## [Task brief]
Search the listing for the string "JSON" and copy every line that contains it.

Dataset records:
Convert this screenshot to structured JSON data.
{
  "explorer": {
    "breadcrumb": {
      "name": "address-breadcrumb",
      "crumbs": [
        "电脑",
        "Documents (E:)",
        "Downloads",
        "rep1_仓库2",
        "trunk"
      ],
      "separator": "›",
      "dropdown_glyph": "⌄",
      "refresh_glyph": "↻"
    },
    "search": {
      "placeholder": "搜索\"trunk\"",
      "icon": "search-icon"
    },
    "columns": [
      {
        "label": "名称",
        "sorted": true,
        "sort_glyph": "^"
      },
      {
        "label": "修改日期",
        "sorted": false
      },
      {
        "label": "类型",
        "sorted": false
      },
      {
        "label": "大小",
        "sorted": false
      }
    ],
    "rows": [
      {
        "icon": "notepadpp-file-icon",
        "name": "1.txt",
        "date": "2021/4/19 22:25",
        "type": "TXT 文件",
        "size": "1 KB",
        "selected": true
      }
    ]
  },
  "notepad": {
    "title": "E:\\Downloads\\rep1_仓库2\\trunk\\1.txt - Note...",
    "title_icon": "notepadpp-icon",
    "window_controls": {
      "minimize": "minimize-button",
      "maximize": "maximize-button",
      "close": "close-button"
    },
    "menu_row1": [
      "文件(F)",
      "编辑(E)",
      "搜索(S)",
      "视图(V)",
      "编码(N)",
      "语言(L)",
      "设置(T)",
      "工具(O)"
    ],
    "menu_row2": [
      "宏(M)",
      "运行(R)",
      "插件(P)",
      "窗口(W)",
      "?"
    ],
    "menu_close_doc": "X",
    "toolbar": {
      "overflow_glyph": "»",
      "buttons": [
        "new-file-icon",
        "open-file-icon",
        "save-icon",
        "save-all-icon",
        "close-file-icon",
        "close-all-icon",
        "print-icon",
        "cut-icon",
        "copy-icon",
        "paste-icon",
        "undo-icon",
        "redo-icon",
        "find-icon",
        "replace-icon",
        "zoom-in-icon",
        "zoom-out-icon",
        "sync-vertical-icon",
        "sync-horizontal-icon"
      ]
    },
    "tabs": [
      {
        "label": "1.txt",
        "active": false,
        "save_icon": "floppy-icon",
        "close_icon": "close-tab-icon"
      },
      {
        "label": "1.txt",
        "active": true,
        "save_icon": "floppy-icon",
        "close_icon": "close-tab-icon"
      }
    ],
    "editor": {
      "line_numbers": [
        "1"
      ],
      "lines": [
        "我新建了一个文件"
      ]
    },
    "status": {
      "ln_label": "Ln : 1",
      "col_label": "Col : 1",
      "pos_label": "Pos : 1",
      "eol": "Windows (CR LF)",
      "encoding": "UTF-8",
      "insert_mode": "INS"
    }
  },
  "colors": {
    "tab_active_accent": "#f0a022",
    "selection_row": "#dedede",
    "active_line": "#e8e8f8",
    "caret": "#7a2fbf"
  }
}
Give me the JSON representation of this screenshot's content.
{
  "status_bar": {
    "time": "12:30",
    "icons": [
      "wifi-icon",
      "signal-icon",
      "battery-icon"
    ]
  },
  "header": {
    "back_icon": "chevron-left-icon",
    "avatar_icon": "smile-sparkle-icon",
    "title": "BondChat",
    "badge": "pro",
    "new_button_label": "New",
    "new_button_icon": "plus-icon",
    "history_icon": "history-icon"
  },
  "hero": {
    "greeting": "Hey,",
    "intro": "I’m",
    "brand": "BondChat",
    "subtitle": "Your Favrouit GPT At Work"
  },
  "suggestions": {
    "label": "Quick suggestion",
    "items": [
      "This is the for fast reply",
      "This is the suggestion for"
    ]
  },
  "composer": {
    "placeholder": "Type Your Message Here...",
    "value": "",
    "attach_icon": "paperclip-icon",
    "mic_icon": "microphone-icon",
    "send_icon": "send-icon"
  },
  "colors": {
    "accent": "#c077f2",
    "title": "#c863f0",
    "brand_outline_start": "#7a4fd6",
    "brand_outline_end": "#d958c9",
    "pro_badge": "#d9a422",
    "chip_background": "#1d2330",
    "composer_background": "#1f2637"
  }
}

## [Solution below]
Convert this screenshot to structured JSON data.
Give me the JSON representation of this screenshot's content.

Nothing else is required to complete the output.